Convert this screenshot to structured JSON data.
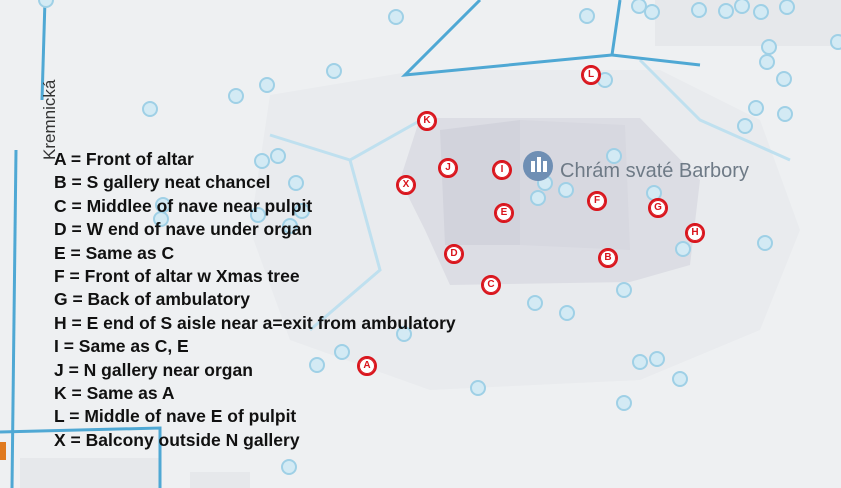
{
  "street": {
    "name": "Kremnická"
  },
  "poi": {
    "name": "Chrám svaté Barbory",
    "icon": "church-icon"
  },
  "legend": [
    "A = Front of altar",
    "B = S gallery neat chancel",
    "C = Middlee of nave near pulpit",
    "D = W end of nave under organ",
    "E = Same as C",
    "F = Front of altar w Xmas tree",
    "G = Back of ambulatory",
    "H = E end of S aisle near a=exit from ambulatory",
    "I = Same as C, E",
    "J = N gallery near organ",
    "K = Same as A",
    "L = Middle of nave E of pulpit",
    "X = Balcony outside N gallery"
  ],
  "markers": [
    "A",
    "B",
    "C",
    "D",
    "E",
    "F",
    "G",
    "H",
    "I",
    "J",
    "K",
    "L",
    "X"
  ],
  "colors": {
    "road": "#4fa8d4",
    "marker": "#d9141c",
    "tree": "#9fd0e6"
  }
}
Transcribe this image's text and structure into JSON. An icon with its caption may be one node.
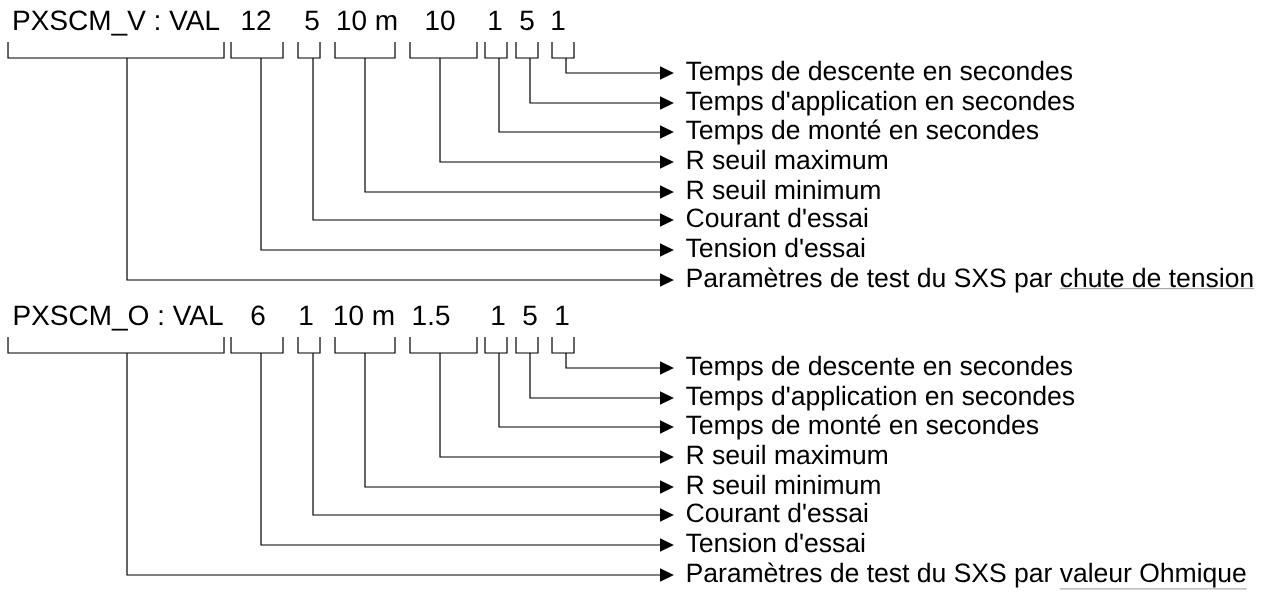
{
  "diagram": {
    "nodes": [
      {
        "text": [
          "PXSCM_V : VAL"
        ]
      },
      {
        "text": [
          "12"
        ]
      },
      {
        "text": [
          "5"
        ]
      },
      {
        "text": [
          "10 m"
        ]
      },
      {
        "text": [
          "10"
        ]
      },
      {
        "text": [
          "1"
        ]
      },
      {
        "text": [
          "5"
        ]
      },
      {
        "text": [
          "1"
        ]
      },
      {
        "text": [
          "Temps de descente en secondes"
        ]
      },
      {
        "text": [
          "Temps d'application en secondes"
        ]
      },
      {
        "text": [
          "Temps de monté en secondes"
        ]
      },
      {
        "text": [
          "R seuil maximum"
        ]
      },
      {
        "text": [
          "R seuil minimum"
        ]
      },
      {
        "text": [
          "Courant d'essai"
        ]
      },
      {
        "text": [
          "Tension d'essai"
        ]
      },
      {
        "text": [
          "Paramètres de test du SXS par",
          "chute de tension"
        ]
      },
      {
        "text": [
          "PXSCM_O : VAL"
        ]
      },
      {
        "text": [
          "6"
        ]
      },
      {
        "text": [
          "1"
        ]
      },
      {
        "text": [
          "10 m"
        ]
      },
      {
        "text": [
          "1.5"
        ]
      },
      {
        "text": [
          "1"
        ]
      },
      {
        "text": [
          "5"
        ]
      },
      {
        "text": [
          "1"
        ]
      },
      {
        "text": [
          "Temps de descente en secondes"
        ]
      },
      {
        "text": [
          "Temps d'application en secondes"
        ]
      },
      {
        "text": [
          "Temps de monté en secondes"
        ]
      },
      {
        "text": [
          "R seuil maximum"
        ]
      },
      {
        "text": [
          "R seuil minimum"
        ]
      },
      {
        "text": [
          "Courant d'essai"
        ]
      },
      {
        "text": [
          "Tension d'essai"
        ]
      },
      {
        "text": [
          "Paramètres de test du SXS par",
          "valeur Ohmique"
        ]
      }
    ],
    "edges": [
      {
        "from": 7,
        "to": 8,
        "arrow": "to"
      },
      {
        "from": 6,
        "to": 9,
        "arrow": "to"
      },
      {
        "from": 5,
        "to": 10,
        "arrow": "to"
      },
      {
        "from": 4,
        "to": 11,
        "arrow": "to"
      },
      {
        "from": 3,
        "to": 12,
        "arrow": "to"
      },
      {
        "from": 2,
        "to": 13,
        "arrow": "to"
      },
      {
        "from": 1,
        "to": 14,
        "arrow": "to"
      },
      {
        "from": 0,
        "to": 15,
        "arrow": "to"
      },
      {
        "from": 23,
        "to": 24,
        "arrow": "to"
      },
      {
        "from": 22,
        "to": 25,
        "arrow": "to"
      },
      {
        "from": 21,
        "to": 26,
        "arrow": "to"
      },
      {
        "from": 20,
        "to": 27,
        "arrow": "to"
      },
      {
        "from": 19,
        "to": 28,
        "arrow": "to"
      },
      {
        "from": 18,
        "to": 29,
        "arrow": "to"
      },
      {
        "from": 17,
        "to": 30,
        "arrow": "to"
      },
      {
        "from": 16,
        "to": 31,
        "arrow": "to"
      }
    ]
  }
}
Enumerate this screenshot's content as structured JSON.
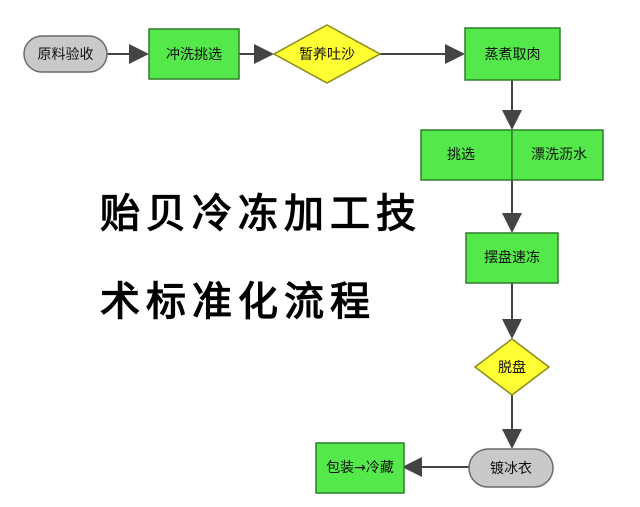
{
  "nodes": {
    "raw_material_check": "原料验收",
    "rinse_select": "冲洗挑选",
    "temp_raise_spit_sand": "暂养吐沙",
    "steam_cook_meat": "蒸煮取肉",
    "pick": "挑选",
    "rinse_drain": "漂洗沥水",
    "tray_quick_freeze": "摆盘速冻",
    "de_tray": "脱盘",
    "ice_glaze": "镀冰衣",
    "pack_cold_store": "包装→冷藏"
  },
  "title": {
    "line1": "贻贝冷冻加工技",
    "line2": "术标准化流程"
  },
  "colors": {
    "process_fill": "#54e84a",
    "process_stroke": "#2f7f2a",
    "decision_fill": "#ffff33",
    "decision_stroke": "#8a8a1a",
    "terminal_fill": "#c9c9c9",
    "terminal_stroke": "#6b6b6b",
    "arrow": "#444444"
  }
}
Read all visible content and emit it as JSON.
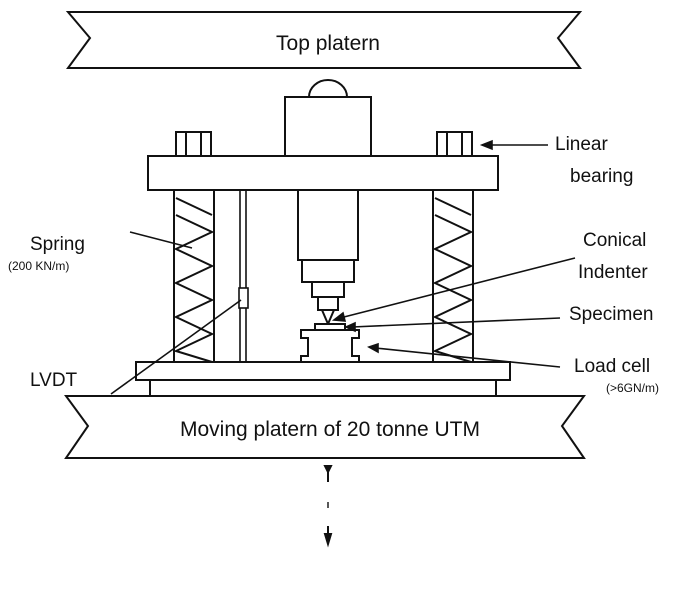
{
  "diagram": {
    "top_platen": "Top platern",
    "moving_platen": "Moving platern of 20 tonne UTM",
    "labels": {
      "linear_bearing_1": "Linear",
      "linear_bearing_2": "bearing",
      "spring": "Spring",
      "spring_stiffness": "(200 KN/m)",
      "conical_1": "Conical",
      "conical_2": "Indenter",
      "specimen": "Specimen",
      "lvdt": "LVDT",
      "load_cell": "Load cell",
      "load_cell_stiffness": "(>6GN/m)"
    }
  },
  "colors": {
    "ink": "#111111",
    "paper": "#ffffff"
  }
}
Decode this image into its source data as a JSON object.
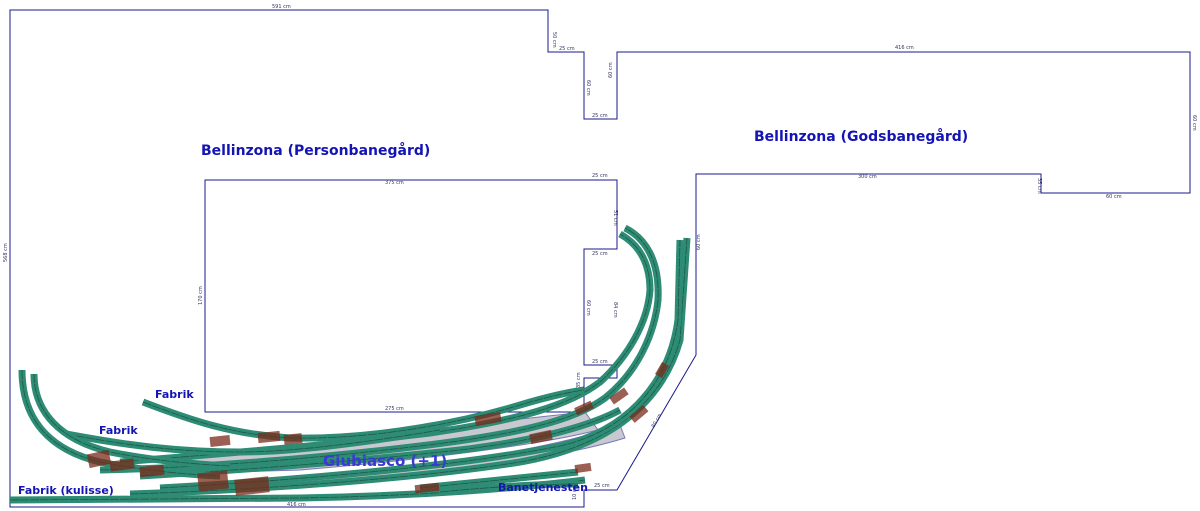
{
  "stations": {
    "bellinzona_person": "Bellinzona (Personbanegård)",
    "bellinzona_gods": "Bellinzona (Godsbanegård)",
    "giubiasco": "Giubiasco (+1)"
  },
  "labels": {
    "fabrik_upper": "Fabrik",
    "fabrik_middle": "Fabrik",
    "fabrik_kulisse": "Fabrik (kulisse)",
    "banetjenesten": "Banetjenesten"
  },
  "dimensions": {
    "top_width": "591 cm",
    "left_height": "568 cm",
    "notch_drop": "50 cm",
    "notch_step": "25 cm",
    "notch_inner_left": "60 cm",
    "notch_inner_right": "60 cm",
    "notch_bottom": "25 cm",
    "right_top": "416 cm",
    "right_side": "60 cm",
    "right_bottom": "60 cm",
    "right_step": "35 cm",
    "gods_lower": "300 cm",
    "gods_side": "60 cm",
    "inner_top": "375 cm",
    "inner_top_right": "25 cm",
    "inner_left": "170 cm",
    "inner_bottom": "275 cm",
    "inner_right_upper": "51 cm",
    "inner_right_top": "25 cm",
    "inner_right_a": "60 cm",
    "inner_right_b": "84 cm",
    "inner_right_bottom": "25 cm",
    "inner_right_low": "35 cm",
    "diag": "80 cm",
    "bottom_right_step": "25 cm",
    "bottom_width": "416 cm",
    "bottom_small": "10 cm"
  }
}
= = =
→ WHAT TO WORK ON
Each entry above should be reproduced exactly, with the pictures removed.

→ ANSWER FOR THE TASK
Convert this screenshot to structured JSON data.
{
  "street": {
    "name": "Kremnická"
  },
  "poi": {
    "name": "Chrám svaté Barbory",
    "icon": "church-icon"
  },
  "legend": [
    "A = Front of altar",
    "B = S gallery neat chancel",
    "C = Middlee of nave near pulpit",
    "D = W end of nave under organ",
    "E = Same as C",
    "F = Front of altar w Xmas tree",
    "G = Back of ambulatory",
    "H = E end of S aisle near a=exit from ambulatory",
    "I = Same as C, E",
    "J = N gallery near organ",
    "K = Same as A",
    "L = Middle of nave E of pulpit",
    "X = Balcony outside N gallery"
  ],
  "markers": [
    "A",
    "B",
    "C",
    "D",
    "E",
    "F",
    "G",
    "H",
    "I",
    "J",
    "K",
    "L",
    "X"
  ],
  "colors": {
    "road": "#4fa8d4",
    "marker": "#d9141c",
    "tree": "#9fd0e6"
  }
}
Transcribe this image's text and structure into JSON. An icon with its caption may be one node.
{
  "diagram": {
    "nodes": [
      {
        "text": [
          "PXSCM_V : VAL"
        ]
      },
      {
        "text": [
          "12"
        ]
      },
      {
        "text": [
          "5"
        ]
      },
      {
        "text": [
          "10 m"
        ]
      },
      {
        "text": [
          "10"
        ]
      },
      {
        "text": [
          "1"
        ]
      },
      {
        "text": [
          "5"
        ]
      },
      {
        "text": [
          "1"
        ]
      },
      {
        "text": [
          "Temps de descente en secondes"
        ]
      },
      {
        "text": [
          "Temps d'application en secondes"
        ]
      },
      {
        "text": [
          "Temps de monté en secondes"
        ]
      },
      {
        "text": [
          "R seuil maximum"
        ]
      },
      {
        "text": [
          "R seuil minimum"
        ]
      },
      {
        "text": [
          "Courant d'essai"
        ]
      },
      {
        "text": [
          "Tension d'essai"
        ]
      },
      {
        "text": [
          "Paramètres de test du SXS par",
          "chute de tension"
        ]
      },
      {
        "text": [
          "PXSCM_O : VAL"
        ]
      },
      {
        "text": [
          "6"
        ]
      },
      {
        "text": [
          "1"
        ]
      },
      {
        "text": [
          "10 m"
        ]
      },
      {
        "text": [
          "1.5"
        ]
      },
      {
        "text": [
          "1"
        ]
      },
      {
        "text": [
          "5"
        ]
      },
      {
        "text": [
          "1"
        ]
      },
      {
        "text": [
          "Temps de descente en secondes"
        ]
      },
      {
        "text": [
          "Temps d'application en secondes"
        ]
      },
      {
        "text": [
          "Temps de monté en secondes"
        ]
      },
      {
        "text": [
          "R seuil maximum"
        ]
      },
      {
        "text": [
          "R seuil minimum"
        ]
      },
      {
        "text": [
          "Courant d'essai"
        ]
      },
      {
        "text": [
          "Tension d'essai"
        ]
      },
      {
        "text": [
          "Paramètres de test du SXS par",
          "valeur Ohmique"
        ]
      }
    ],
    "edges": [
      {
        "from": 7,
        "to": 8,
        "arrow": "to"
      },
      {
        "from": 6,
        "to": 9,
        "arrow": "to"
      },
      {
        "from": 5,
        "to": 10,
        "arrow": "to"
      },
      {
        "from": 4,
        "to": 11,
        "arrow": "to"
      },
      {
        "from": 3,
        "to": 12,
        "arrow": "to"
      },
      {
        "from": 2,
        "to": 13,
        "arrow": "to"
      },
      {
        "from": 1,
        "to": 14,
        "arrow": "to"
      },
      {
        "from": 0,
        "to": 15,
        "arrow": "to"
      },
      {
        "from": 23,
        "to": 24,
        "arrow": "to"
      },
      {
        "from": 22,
        "to": 25,
        "arrow": "to"
      },
      {
        "from": 21,
        "to": 26,
        "arrow": "to"
      },
      {
        "from": 20,
        "to": 27,
        "arrow": "to"
      },
      {
        "from": 19,
        "to": 28,
        "arrow": "to"
      },
      {
        "from": 18,
        "to": 29,
        "arrow": "to"
      },
      {
        "from": 17,
        "to": 30,
        "arrow": "to"
      },
      {
        "from": 16,
        "to": 31,
        "arrow": "to"
      }
    ]
  }
}
Enumerate this screenshot's content as structured JSON.
{
  "nodes": {
    "raw_material_check": "原料验收",
    "rinse_select": "冲洗挑选",
    "temp_raise_spit_sand": "暂养吐沙",
    "steam_cook_meat": "蒸煮取肉",
    "pick": "挑选",
    "rinse_drain": "漂洗沥水",
    "tray_quick_freeze": "摆盘速冻",
    "de_tray": "脱盘",
    "ice_glaze": "镀冰衣",
    "pack_cold_store": "包装→冷藏"
  },
  "title": {
    "line1": "贻贝冷冻加工技",
    "line2": "术标准化流程"
  },
  "colors": {
    "process_fill": "#54e84a",
    "process_stroke": "#2f7f2a",
    "decision_fill": "#ffff33",
    "decision_stroke": "#8a8a1a",
    "terminal_fill": "#c9c9c9",
    "terminal_stroke": "#6b6b6b",
    "arrow": "#444444"
  }
}
Read all visible content and emit it as JSON.
{
  "diagram": {
    "top_platen": "Top platern",
    "moving_platen": "Moving platern of 20 tonne UTM",
    "labels": {
      "linear_bearing_1": "Linear",
      "linear_bearing_2": "bearing",
      "spring": "Spring",
      "spring_stiffness": "(200 KN/m)",
      "conical_1": "Conical",
      "conical_2": "Indenter",
      "specimen": "Specimen",
      "lvdt": "LVDT",
      "load_cell": "Load cell",
      "load_cell_stiffness": "(>6GN/m)"
    }
  },
  "colors": {
    "ink": "#111111",
    "paper": "#ffffff"
  }
}
Decode this image into its source data as a JSON object.
{
  "stations": {
    "bellinzona_person": "Bellinzona (Personbanegård)",
    "bellinzona_gods": "Bellinzona (Godsbanegård)",
    "giubiasco": "Giubiasco (+1)"
  },
  "labels": {
    "fabrik_upper": "Fabrik",
    "fabrik_middle": "Fabrik",
    "fabrik_kulisse": "Fabrik (kulisse)",
    "banetjenesten": "Banetjenesten"
  },
  "dimensions": {
    "top_width": "591 cm",
    "left_height": "568 cm",
    "notch_drop": "50 cm",
    "notch_step": "25 cm",
    "notch_inner_left": "60 cm",
    "notch_inner_right": "60 cm",
    "notch_bottom": "25 cm",
    "right_top": "416 cm",
    "right_side": "60 cm",
    "right_bottom": "60 cm",
    "right_step": "35 cm",
    "gods_lower": "300 cm",
    "gods_side": "60 cm",
    "inner_top": "375 cm",
    "inner_top_right": "25 cm",
    "inner_left": "170 cm",
    "inner_bottom": "275 cm",
    "inner_right_upper": "51 cm",
    "inner_right_top": "25 cm",
    "inner_right_a": "60 cm",
    "inner_right_b": "84 cm",
    "inner_right_bottom": "25 cm",
    "inner_right_low": "35 cm",
    "diag": "80 cm",
    "bottom_right_step": "25 cm",
    "bottom_width": "416 cm",
    "bottom_small": "10 cm"
  }
}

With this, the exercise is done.